[Source records]
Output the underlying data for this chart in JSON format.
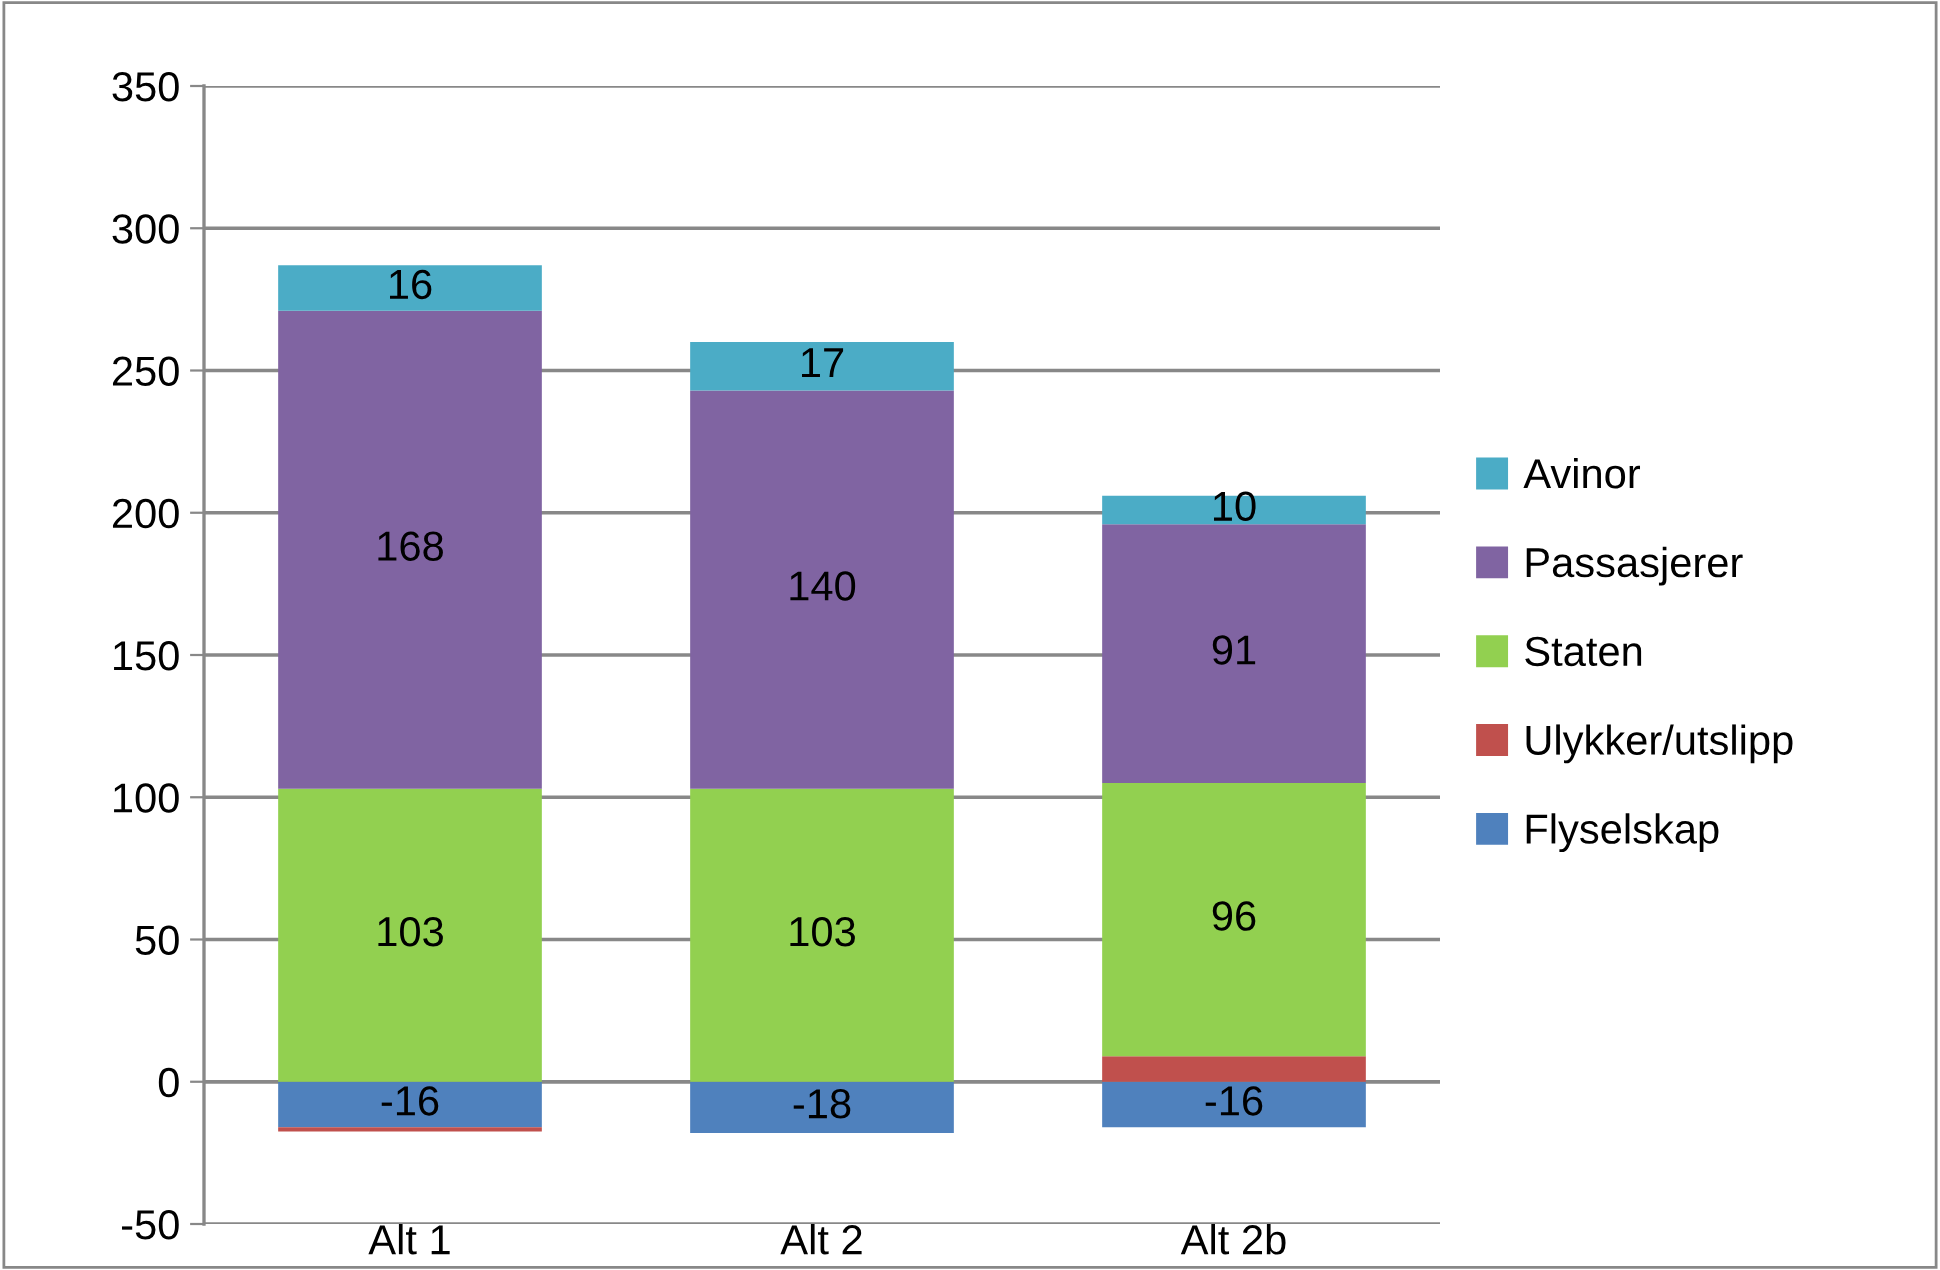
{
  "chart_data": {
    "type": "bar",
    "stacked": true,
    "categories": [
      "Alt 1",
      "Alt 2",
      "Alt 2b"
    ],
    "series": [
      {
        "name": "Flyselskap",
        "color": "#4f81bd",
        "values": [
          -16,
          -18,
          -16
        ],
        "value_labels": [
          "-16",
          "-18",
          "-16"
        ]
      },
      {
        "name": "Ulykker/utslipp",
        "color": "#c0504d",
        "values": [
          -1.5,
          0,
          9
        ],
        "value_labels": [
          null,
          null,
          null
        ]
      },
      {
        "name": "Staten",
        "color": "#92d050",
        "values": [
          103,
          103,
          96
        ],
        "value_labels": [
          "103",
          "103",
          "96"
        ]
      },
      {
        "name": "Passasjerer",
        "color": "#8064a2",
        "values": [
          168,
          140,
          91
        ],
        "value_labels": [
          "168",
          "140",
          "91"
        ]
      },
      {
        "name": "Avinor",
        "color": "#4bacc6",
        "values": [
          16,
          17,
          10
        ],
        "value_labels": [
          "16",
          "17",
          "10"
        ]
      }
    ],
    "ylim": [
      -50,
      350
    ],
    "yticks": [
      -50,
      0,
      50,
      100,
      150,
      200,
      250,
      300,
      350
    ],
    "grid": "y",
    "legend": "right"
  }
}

- What you will do
Every record above must be given again exactly; drop the pictures.

- Solution for this task
Output the underlying data for this chart in JSON format.
{
  "chart_data": {
    "type": "bar",
    "stacked": true,
    "categories": [
      "Alt 1",
      "Alt 2",
      "Alt 2b"
    ],
    "series": [
      {
        "name": "Flyselskap",
        "color": "#4f81bd",
        "values": [
          -16,
          -18,
          -16
        ],
        "value_labels": [
          "-16",
          "-18",
          "-16"
        ]
      },
      {
        "name": "Ulykker/utslipp",
        "color": "#c0504d",
        "values": [
          -1.5,
          0,
          9
        ],
        "value_labels": [
          null,
          null,
          null
        ]
      },
      {
        "name": "Staten",
        "color": "#92d050",
        "values": [
          103,
          103,
          96
        ],
        "value_labels": [
          "103",
          "103",
          "96"
        ]
      },
      {
        "name": "Passasjerer",
        "color": "#8064a2",
        "values": [
          168,
          140,
          91
        ],
        "value_labels": [
          "168",
          "140",
          "91"
        ]
      },
      {
        "name": "Avinor",
        "color": "#4bacc6",
        "values": [
          16,
          17,
          10
        ],
        "value_labels": [
          "16",
          "17",
          "10"
        ]
      }
    ],
    "ylim": [
      -50,
      350
    ],
    "yticks": [
      -50,
      0,
      50,
      100,
      150,
      200,
      250,
      300,
      350
    ],
    "grid": "y",
    "legend": "right"
  }
}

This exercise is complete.